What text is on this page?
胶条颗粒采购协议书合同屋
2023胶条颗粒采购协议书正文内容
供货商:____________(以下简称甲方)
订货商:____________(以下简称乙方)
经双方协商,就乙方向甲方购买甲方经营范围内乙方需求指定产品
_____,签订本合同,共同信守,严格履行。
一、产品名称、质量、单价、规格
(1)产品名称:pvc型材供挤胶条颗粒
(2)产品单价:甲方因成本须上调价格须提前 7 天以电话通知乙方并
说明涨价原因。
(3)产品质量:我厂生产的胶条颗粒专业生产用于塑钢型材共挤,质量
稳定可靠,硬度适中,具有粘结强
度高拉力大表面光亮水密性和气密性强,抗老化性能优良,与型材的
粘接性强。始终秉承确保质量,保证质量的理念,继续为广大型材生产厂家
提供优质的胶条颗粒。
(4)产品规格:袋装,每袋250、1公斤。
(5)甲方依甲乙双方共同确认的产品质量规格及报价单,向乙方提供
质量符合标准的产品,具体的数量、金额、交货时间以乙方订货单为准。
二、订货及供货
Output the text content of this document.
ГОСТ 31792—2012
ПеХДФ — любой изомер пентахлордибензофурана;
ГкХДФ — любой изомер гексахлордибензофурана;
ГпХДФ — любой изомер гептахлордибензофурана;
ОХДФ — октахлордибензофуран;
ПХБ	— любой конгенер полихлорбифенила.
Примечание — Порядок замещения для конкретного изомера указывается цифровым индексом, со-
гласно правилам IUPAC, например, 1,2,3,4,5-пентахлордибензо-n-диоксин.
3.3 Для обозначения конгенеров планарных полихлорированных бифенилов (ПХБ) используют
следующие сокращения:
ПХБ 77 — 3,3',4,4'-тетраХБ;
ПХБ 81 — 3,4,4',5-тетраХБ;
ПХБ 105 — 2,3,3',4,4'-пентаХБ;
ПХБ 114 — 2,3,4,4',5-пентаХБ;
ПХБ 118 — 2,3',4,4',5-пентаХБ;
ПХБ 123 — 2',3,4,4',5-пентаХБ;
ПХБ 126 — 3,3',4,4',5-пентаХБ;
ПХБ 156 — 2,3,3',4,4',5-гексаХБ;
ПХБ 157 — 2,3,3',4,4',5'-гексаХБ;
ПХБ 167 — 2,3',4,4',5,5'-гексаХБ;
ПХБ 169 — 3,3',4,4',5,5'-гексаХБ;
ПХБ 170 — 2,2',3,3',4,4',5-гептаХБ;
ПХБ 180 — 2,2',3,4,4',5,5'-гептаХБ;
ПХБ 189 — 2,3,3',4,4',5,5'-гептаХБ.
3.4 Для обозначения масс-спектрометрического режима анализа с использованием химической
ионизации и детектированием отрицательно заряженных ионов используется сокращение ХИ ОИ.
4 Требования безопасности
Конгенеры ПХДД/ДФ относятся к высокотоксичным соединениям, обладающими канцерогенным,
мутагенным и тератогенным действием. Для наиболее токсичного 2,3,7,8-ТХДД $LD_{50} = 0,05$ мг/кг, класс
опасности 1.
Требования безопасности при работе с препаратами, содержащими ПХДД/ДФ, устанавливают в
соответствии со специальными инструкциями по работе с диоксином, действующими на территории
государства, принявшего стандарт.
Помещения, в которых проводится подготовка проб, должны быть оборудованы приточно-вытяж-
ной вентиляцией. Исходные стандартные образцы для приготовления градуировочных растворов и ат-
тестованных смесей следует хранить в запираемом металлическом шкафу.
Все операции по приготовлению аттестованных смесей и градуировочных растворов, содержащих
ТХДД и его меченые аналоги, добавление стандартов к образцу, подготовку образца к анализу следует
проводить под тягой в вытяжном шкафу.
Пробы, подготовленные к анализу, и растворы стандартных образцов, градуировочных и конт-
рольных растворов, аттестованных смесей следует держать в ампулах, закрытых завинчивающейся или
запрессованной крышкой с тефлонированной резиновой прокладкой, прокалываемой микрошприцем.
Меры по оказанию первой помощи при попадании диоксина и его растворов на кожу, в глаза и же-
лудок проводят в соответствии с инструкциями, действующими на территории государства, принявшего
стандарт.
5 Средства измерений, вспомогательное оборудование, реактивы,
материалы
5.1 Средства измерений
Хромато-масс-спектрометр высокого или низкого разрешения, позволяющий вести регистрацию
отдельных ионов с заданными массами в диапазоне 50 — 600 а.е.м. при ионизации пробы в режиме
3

+++

Gather every line from the listing above in which "тетраХБ" appears, and copy those lines.

ПХБ 77 — 3,3',4,4'-тетраХБ;
ПХБ 81 — 3,4,4',5-тетраХБ;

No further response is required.